═══ Task input

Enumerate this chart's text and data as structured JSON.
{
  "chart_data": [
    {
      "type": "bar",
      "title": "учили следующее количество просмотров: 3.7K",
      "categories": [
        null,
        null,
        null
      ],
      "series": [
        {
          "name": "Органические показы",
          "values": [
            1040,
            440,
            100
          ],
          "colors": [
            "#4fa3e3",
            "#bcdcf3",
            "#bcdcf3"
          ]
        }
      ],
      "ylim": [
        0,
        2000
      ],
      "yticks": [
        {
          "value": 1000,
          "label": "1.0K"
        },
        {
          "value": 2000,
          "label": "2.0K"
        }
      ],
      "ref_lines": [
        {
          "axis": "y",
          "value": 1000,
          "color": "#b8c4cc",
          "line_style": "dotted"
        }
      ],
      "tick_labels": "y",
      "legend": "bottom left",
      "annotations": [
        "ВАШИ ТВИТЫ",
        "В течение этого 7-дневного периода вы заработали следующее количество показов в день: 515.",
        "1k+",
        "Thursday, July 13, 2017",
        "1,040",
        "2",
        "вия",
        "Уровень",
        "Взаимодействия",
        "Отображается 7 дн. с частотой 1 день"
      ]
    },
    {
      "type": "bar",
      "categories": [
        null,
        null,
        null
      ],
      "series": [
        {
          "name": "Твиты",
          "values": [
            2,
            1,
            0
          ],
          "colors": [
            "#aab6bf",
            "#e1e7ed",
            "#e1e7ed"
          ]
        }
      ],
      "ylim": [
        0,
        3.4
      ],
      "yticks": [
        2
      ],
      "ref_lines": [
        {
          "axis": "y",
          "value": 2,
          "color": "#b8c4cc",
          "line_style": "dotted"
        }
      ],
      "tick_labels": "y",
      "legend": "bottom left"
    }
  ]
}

══════

For the listing above, identify each line bearing "день".

__Answer for this exercise__
        "В течение этого 7-дневного периода вы заработали следующее количество показов в день: 515.",
        "Отображается 7 дн. с частотой 1 день"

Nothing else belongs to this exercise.